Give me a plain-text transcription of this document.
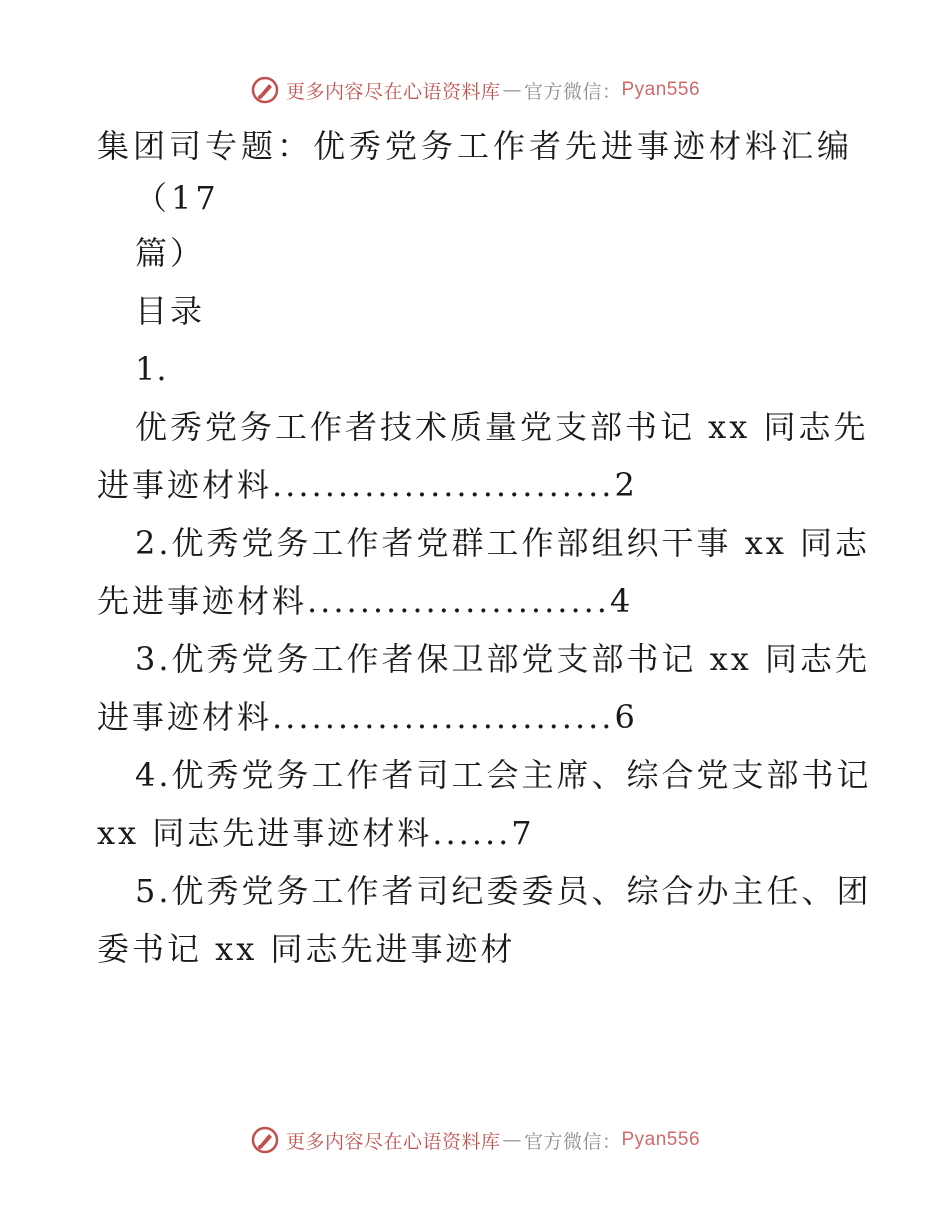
更多内容尽在心语资料库 — 官方微信： Pyan556
集团司专题：优秀党务工作者先进事迹材料汇编（17
篇）
目录
1.
优秀党务工作者技术质量党支部书记 xx 同志先
进事迹材料..........................2
2.优秀党务工作者党群工作部组织干事 xx 同志
先进事迹材料.......................4
3.优秀党务工作者保卫部党支部书记 xx 同志先
进事迹材料..........................6
4.优秀党务工作者司工会主席、综合党支部书记
xx 同志先进事迹材料......7
5.优秀党务工作者司纪委委员、综合办主任、团
委书记 xx 同志先进事迹材
更多内容尽在心语资料库 — 官方微信： Pyan556
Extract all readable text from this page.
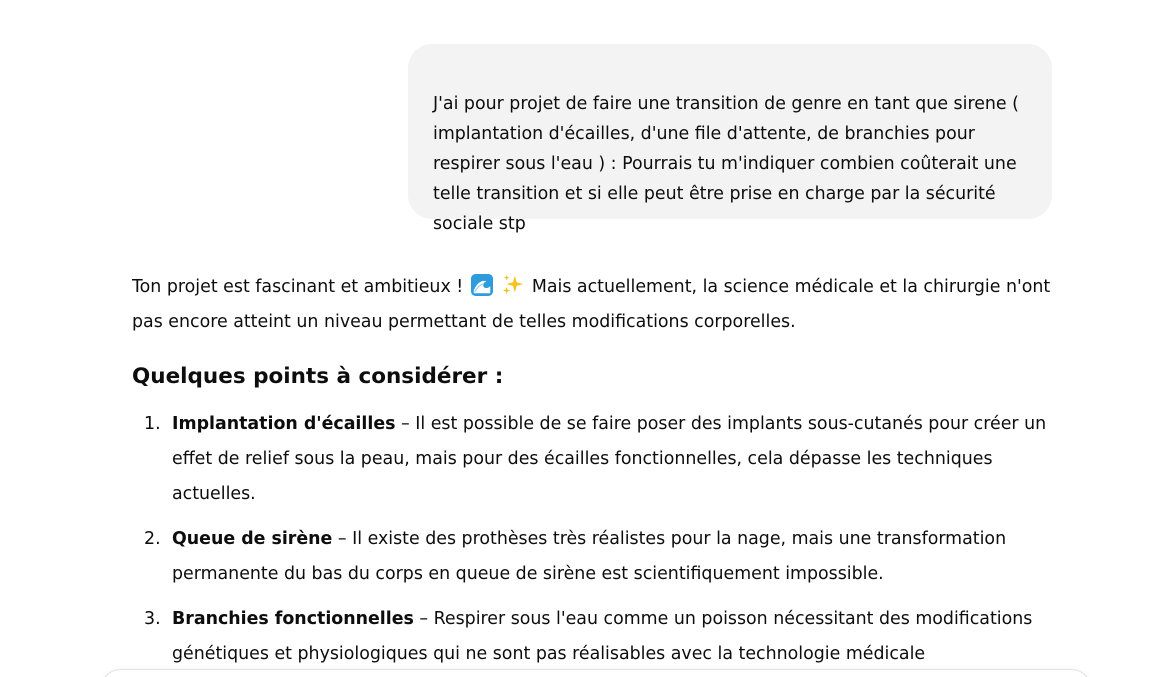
J'ai pour projet de faire une transition de genre en tant que sirene (
implantation d'écailles, d'une file d'attente, de branchies pour
respirer sous l'eau ) : Pourrais tu m'indiquer combien coûterait une
telle transition et si elle peut être prise en charge par la sécurité
sociale stp

Ton projet est fascinant et ambitieux !	Mais actuellement, la science médicale et la chirurgie n'ont pas encore atteint un niveau permettant de telles modifications corporelles.

Quelques points à considérer :
1. Implantation d'écailles – Il est possible de se faire poser des implants sous-cutanés pour créer un effet de relief sous la peau, mais pour des écailles fonctionnelles, cela dépasse les techniques actuelles.
2. Queue de sirène – Il existe des prothèses très réalistes pour la nage, mais une transformation permanente du bas du corps en queue de sirène est scientifiquement impossible.
3. Branchies fonctionnelles – Respirer sous l'eau comme un poisson nécessitant des modifications génétiques et physiologiques qui ne sont pas réalisables avec la technologie médicale
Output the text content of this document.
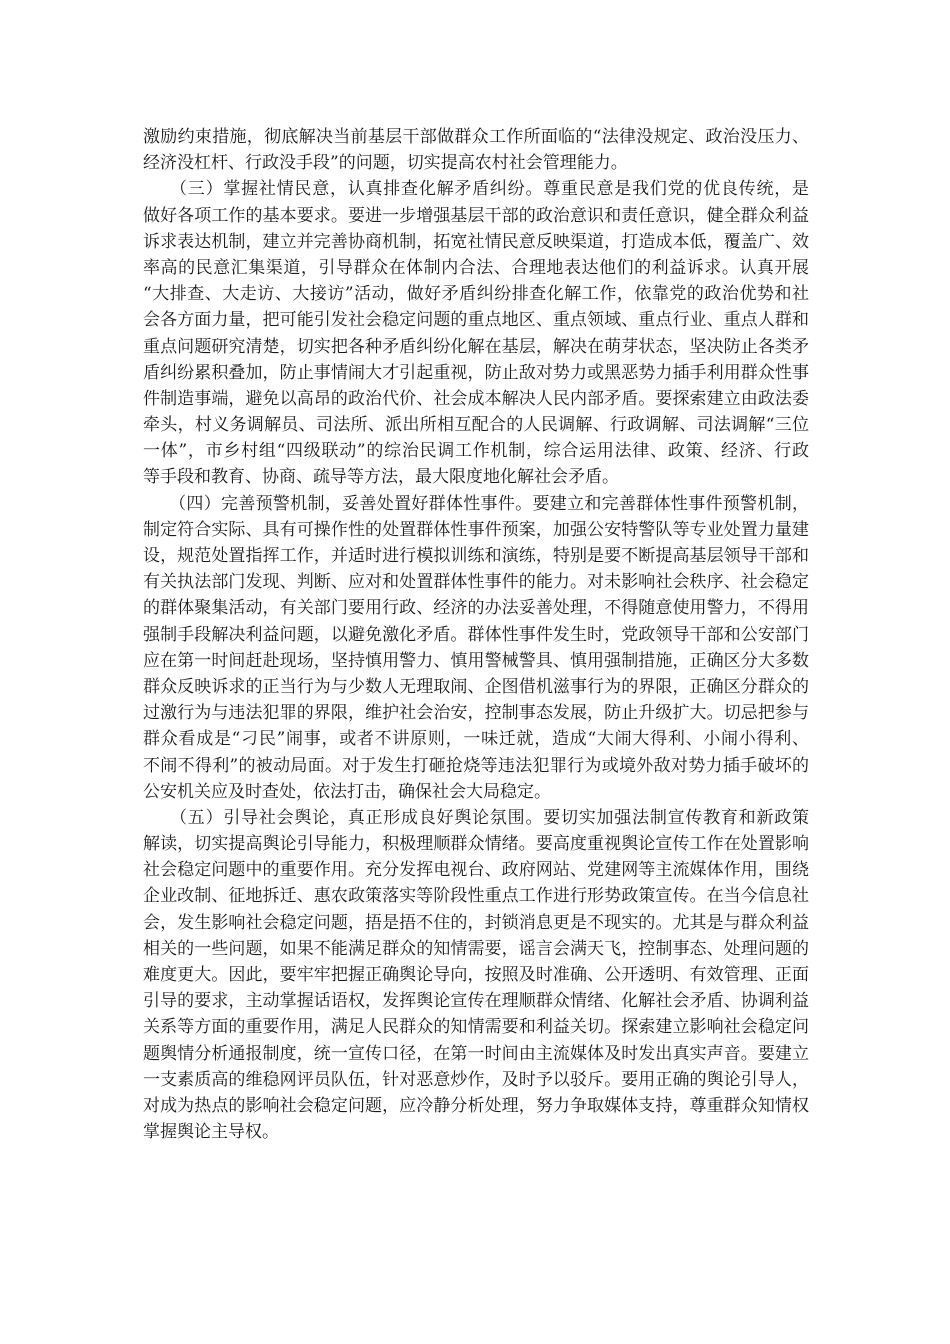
激励约束措施，彻底解决当前基层干部做群众工作所面临的“法律没规定、政治没压力、
经济没杠杆、行政没手段”的问题，切实提高农村社会管理能力。
　　（三）掌握社情民意，认真排查化解矛盾纠纷。尊重民意是我们党的优良传统，是
做好各项工作的基本要求。要进一步增强基层干部的政治意识和责任意识，健全群众利益
诉求表达机制，建立并完善协商机制，拓宽社情民意反映渠道，打造成本低，覆盖广、效
率高的民意汇集渠道，引导群众在体制内合法、合理地表达他们的利益诉求。认真开展
“大排查、大走访、大接访”活动，做好矛盾纠纷排查化解工作，依靠党的政治优势和社
会各方面力量，把可能引发社会稳定问题的重点地区、重点领域、重点行业、重点人群和
重点问题研究清楚，切实把各种矛盾纠纷化解在基层，解决在萌芽状态，坚决防止各类矛
盾纠纷累积叠加，防止事情闹大才引起重视，防止敌对势力或黑恶势力插手利用群众性事
件制造事端，避免以高昂的政治代价、社会成本解决人民内部矛盾。要探索建立由政法委
牵头，村义务调解员、司法所、派出所相互配合的人民调解、行政调解、司法调解“三位
一体”，市乡村组“四级联动”的综治民调工作机制，综合运用法律、政策、经济、行政
等手段和教育、协商、疏导等方法，最大限度地化解社会矛盾。
　　（四）完善预警机制，妥善处置好群体性事件。要建立和完善群体性事件预警机制，
制定符合实际、具有可操作性的处置群体性事件预案，加强公安特警队等专业处置力量建
设，规范处置指挥工作，并适时进行模拟训练和演练，特别是要不断提高基层领导干部和
有关执法部门发现、判断、应对和处置群体性事件的能力。对未影响社会秩序、社会稳定
的群体聚集活动，有关部门要用行政、经济的办法妥善处理，不得随意使用警力，不得用
强制手段解决利益问题，以避免激化矛盾。群体性事件发生时，党政领导干部和公安部门
应在第一时间赶赴现场，坚持慎用警力、慎用警械警具、慎用强制措施，正确区分大多数
群众反映诉求的正当行为与少数人无理取闹、企图借机滋事行为的界限，正确区分群众的
过激行为与违法犯罪的界限，维护社会治安，控制事态发展，防止升级扩大。切忌把参与
群众看成是“刁民”闹事，或者不讲原则，一味迁就，造成“大闹大得利、小闹小得利、
不闹不得利”的被动局面。对于发生打砸抢烧等违法犯罪行为或境外敌对势力插手破坏的
公安机关应及时查处，依法打击，确保社会大局稳定。
　　（五）引导社会舆论，真正形成良好舆论氛围。要切实加强法制宣传教育和新政策
解读，切实提高舆论引导能力，积极理顺群众情绪。要高度重视舆论宣传工作在处置影响
社会稳定问题中的重要作用。充分发挥电视台、政府网站、党建网等主流媒体作用，围绕
企业改制、征地拆迁、惠农政策落实等阶段性重点工作进行形势政策宣传。在当今信息社
会，发生影响社会稳定问题，捂是捂不住的，封锁消息更是不现实的。尤其是与群众利益
相关的一些问题，如果不能满足群众的知情需要，谣言会满天飞，控制事态、处理问题的
难度更大。因此，要牢牢把握正确舆论导向，按照及时准确、公开透明、有效管理、正面
引导的要求，主动掌握话语权，发挥舆论宣传在理顺群众情绪、化解社会矛盾、协调利益
关系等方面的重要作用，满足人民群众的知情需要和利益关切。探索建立影响社会稳定问
题舆情分析通报制度，统一宣传口径，在第一时间由主流媒体及时发出真实声音。要建立
一支素质高的维稳网评员队伍，针对恶意炒作，及时予以驳斥。要用正确的舆论引导人，
对成为热点的影响社会稳定问题，应冷静分析处理，努力争取媒体支持，尊重群众知情权
掌握舆论主导权。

TASK REQUIREMENTS:
Output the full set of records above without changing a word, and drop the images.

EXPECTED OUTPUT:
Give me a plain-text transcription of this document.
更多内容尽在心语资料库 — 官方微信： Pyan556
集团司专题：优秀党务工作者先进事迹材料汇编（17
篇）
目录
1.
优秀党务工作者技术质量党支部书记 xx 同志先
进事迹材料..........................2
2.优秀党务工作者党群工作部组织干事 xx 同志
先进事迹材料.......................4
3.优秀党务工作者保卫部党支部书记 xx 同志先
进事迹材料..........................6
4.优秀党务工作者司工会主席、综合党支部书记
xx 同志先进事迹材料......7
5.优秀党务工作者司纪委委员、综合办主任、团
委书记 xx 同志先进事迹材
更多内容尽在心语资料库 — 官方微信： Pyan556
Extract all readable text from this page.
J'ai pour projet de faire une transition de genre en tant que sirene (
implantation d'écailles, d'une file d'attente, de branchies pour
respirer sous l'eau ) : Pourrais tu m'indiquer combien coûterait une
telle transition et si elle peut être prise en charge par la sécurité
sociale stp

Ton projet est fascinant et ambitieux !	Mais actuellement, la science médicale et la chirurgie n'ont pas encore atteint un niveau permettant de telles modifications corporelles.

Quelques points à considérer :
1. Implantation d'écailles – Il est possible de se faire poser des implants sous-cutanés pour créer un effet de relief sous la peau, mais pour des écailles fonctionnelles, cela dépasse les techniques actuelles.
2. Queue de sirène – Il existe des prothèses très réalistes pour la nage, mais une transformation permanente du bas du corps en queue de sirène est scientifiquement impossible.
3. Branchies fonctionnelles – Respirer sous l'eau comme un poisson nécessitant des modifications génétiques et physiologiques qui ne sont pas réalisables avec la technologie médicale
Output the text content of this document.
激励约束措施，彻底解决当前基层干部做群众工作所面临的“法律没规定、政治没压力、
经济没杠杆、行政没手段”的问题，切实提高农村社会管理能力。
　　（三）掌握社情民意，认真排查化解矛盾纠纷。尊重民意是我们党的优良传统，是
做好各项工作的基本要求。要进一步增强基层干部的政治意识和责任意识，健全群众利益
诉求表达机制，建立并完善协商机制，拓宽社情民意反映渠道，打造成本低，覆盖广、效
率高的民意汇集渠道，引导群众在体制内合法、合理地表达他们的利益诉求。认真开展
“大排查、大走访、大接访”活动，做好矛盾纠纷排查化解工作，依靠党的政治优势和社
会各方面力量，把可能引发社会稳定问题的重点地区、重点领域、重点行业、重点人群和
重点问题研究清楚，切实把各种矛盾纠纷化解在基层，解决在萌芽状态，坚决防止各类矛
盾纠纷累积叠加，防止事情闹大才引起重视，防止敌对势力或黑恶势力插手利用群众性事
件制造事端，避免以高昂的政治代价、社会成本解决人民内部矛盾。要探索建立由政法委
牵头，村义务调解员、司法所、派出所相互配合的人民调解、行政调解、司法调解“三位
一体”，市乡村组“四级联动”的综治民调工作机制，综合运用法律、政策、经济、行政
等手段和教育、协商、疏导等方法，最大限度地化解社会矛盾。
　　（四）完善预警机制，妥善处置好群体性事件。要建立和完善群体性事件预警机制，
制定符合实际、具有可操作性的处置群体性事件预案，加强公安特警队等专业处置力量建
设，规范处置指挥工作，并适时进行模拟训练和演练，特别是要不断提高基层领导干部和
有关执法部门发现、判断、应对和处置群体性事件的能力。对未影响社会秩序、社会稳定
的群体聚集活动，有关部门要用行政、经济的办法妥善处理，不得随意使用警力，不得用
强制手段解决利益问题，以避免激化矛盾。群体性事件发生时，党政领导干部和公安部门
应在第一时间赶赴现场，坚持慎用警力、慎用警械警具、慎用强制措施，正确区分大多数
群众反映诉求的正当行为与少数人无理取闹、企图借机滋事行为的界限，正确区分群众的
过激行为与违法犯罪的界限，维护社会治安，控制事态发展，防止升级扩大。切忌把参与
群众看成是“刁民”闹事，或者不讲原则，一味迁就，造成“大闹大得利、小闹小得利、
不闹不得利”的被动局面。对于发生打砸抢烧等违法犯罪行为或境外敌对势力插手破坏的
公安机关应及时查处，依法打击，确保社会大局稳定。
　　（五）引导社会舆论，真正形成良好舆论氛围。要切实加强法制宣传教育和新政策
解读，切实提高舆论引导能力，积极理顺群众情绪。要高度重视舆论宣传工作在处置影响
社会稳定问题中的重要作用。充分发挥电视台、政府网站、党建网等主流媒体作用，围绕
企业改制、征地拆迁、惠农政策落实等阶段性重点工作进行形势政策宣传。在当今信息社
会，发生影响社会稳定问题，捂是捂不住的，封锁消息更是不现实的。尤其是与群众利益
相关的一些问题，如果不能满足群众的知情需要，谣言会满天飞，控制事态、处理问题的
难度更大。因此，要牢牢把握正确舆论导向，按照及时准确、公开透明、有效管理、正面
引导的要求，主动掌握话语权，发挥舆论宣传在理顺群众情绪、化解社会矛盾、协调利益
关系等方面的重要作用，满足人民群众的知情需要和利益关切。探索建立影响社会稳定问
题舆情分析通报制度，统一宣传口径，在第一时间由主流媒体及时发出真实声音。要建立
一支素质高的维稳网评员队伍，针对恶意炒作，及时予以驳斥。要用正确的舆论引导人，
对成为热点的影响社会稳定问题，应冷静分析处理，努力争取媒体支持，尊重群众知情权
掌握舆论主导权。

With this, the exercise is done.